◆ What the task requires
Each line containing the word "under" must be collected.

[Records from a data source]
==============================

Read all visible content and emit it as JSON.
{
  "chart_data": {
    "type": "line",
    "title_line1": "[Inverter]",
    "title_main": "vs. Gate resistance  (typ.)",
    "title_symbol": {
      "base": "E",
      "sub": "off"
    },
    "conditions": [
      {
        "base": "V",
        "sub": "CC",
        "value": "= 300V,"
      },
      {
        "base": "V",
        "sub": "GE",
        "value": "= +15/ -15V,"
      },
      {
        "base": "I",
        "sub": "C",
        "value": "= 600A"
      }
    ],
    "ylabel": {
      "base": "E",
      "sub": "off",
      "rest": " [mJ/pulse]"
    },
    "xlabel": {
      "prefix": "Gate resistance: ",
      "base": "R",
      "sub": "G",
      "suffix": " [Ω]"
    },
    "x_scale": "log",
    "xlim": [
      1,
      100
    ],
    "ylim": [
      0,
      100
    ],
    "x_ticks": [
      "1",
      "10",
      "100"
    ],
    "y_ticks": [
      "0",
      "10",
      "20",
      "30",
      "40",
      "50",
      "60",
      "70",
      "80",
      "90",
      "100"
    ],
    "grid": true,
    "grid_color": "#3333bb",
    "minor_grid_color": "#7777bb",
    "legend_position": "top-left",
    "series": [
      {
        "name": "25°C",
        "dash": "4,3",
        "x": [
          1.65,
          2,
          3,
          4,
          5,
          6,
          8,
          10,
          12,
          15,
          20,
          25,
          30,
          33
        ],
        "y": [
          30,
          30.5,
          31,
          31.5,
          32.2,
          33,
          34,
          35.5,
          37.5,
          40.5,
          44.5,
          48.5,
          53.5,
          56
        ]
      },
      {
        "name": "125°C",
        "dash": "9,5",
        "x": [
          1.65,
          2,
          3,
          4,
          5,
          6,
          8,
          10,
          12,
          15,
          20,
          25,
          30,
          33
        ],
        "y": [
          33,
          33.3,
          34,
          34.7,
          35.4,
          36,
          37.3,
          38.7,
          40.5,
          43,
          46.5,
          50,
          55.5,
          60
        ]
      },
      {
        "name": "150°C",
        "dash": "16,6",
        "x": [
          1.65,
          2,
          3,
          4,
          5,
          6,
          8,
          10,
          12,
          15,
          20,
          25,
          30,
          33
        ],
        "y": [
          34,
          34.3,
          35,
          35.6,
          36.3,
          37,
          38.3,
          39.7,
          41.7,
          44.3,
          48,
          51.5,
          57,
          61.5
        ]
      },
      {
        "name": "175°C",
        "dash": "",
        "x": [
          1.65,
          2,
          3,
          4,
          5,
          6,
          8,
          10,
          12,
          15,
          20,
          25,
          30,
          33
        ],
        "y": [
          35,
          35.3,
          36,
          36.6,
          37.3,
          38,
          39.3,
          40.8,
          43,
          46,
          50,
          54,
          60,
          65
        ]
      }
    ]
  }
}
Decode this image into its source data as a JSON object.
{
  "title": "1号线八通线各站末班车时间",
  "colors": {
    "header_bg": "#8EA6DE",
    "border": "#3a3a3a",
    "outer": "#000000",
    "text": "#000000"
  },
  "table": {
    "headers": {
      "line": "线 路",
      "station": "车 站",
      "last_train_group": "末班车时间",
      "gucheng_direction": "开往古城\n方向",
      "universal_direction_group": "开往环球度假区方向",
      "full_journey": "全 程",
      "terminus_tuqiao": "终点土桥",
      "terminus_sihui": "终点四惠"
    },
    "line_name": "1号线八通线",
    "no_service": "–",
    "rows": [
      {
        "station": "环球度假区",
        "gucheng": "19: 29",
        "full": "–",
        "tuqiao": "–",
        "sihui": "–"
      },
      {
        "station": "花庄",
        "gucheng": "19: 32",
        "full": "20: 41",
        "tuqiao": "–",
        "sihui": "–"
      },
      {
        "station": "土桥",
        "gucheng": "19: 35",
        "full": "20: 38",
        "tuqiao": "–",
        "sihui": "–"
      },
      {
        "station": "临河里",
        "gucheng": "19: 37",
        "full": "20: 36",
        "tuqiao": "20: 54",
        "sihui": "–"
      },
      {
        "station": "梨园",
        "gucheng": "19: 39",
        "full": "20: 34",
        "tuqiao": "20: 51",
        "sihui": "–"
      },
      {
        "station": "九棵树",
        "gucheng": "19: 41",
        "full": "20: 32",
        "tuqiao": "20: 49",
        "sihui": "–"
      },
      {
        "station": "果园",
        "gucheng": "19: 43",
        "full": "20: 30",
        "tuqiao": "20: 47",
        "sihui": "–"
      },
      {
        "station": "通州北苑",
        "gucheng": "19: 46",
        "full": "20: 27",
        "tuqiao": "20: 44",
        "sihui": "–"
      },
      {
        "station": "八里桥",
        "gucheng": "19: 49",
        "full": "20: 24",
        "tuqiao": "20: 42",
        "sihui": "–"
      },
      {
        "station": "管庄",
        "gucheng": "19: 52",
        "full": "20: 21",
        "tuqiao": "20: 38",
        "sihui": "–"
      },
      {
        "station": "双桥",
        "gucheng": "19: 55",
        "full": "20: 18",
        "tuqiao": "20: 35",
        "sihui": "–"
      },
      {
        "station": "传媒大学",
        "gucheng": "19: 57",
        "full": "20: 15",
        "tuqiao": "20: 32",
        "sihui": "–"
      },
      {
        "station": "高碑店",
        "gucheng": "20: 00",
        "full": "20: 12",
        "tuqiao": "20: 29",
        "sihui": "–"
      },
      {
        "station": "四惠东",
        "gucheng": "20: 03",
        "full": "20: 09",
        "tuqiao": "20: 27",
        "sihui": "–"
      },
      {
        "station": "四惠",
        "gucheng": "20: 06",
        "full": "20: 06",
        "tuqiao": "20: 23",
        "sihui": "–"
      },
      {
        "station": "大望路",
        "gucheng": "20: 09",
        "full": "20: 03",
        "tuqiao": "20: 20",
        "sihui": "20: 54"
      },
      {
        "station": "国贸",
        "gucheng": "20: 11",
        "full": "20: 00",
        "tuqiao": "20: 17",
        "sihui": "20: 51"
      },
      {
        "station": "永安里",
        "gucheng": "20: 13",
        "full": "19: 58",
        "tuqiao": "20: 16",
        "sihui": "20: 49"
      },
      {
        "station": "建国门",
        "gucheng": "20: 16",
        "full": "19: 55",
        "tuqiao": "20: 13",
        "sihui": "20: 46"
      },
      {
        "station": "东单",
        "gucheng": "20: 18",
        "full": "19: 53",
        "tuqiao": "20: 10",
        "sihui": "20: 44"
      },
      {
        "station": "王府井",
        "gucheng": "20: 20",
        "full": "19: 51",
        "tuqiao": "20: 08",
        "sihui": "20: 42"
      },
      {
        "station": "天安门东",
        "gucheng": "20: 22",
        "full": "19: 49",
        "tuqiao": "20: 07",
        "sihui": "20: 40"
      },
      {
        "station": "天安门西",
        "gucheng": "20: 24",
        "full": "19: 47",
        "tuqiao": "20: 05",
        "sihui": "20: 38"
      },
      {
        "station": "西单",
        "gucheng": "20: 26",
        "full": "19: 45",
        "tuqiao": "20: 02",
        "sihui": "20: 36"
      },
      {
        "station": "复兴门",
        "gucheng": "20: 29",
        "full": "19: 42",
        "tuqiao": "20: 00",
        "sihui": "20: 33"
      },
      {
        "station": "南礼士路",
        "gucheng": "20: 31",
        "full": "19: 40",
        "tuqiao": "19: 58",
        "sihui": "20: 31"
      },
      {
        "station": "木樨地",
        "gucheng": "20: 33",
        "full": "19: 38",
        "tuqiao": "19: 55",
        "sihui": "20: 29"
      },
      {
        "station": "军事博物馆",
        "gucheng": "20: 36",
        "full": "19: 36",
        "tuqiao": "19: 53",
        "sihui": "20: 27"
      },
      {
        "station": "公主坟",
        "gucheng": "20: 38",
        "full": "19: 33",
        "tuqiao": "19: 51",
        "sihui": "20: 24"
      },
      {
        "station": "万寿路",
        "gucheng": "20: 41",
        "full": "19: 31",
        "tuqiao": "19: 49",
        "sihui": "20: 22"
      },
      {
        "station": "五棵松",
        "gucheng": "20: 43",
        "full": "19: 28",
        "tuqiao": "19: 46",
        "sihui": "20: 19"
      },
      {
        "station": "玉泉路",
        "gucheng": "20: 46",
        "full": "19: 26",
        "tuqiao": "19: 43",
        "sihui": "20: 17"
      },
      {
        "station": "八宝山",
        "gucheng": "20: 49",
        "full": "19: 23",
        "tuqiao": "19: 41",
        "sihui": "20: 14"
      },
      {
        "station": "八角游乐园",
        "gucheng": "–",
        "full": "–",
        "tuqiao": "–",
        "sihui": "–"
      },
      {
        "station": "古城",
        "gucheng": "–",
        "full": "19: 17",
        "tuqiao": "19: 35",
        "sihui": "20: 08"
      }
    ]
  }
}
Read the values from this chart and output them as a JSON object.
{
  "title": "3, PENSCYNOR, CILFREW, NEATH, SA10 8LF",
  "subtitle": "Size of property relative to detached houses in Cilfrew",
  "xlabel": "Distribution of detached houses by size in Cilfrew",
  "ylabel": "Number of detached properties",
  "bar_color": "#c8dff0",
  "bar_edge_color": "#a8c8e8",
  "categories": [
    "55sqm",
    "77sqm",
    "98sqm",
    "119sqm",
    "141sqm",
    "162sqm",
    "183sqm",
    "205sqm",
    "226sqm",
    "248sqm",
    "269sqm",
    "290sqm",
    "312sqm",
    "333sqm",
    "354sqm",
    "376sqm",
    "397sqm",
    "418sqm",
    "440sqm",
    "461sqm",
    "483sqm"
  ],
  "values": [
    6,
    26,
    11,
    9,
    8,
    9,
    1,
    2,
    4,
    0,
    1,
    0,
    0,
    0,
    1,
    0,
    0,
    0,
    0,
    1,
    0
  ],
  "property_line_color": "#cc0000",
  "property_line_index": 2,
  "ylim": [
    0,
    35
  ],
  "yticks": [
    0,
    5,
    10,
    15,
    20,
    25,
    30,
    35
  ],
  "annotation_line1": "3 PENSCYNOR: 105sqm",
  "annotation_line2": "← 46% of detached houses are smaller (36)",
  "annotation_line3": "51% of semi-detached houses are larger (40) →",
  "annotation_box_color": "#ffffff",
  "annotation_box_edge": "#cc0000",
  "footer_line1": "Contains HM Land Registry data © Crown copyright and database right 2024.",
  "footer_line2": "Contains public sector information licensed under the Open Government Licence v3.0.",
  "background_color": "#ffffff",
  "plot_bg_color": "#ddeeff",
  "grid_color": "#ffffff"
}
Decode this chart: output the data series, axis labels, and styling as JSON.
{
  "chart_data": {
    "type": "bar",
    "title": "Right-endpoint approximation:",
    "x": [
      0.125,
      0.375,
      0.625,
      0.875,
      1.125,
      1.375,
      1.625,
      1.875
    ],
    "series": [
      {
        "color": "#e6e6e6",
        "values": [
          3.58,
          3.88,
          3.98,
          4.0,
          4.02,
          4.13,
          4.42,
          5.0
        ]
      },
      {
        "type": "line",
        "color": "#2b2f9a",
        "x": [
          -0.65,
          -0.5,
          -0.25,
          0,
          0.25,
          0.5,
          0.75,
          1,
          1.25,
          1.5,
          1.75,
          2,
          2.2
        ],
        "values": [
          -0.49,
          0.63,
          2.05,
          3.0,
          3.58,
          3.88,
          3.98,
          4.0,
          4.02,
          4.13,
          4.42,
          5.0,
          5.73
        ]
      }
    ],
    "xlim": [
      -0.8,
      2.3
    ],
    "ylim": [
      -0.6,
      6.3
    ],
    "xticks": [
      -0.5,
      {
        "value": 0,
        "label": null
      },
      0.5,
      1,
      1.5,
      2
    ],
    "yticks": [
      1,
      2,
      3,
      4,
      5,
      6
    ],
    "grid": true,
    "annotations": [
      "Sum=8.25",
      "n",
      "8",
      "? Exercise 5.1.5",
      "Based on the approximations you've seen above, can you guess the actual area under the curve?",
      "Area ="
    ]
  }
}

==============================

◆ Written solution
  "footer_line2": "Contains public sector information licensed under the Open Government Licence v3.0.",
      "Based on the approximations you've seen above, can you guess the actual area under the curve?",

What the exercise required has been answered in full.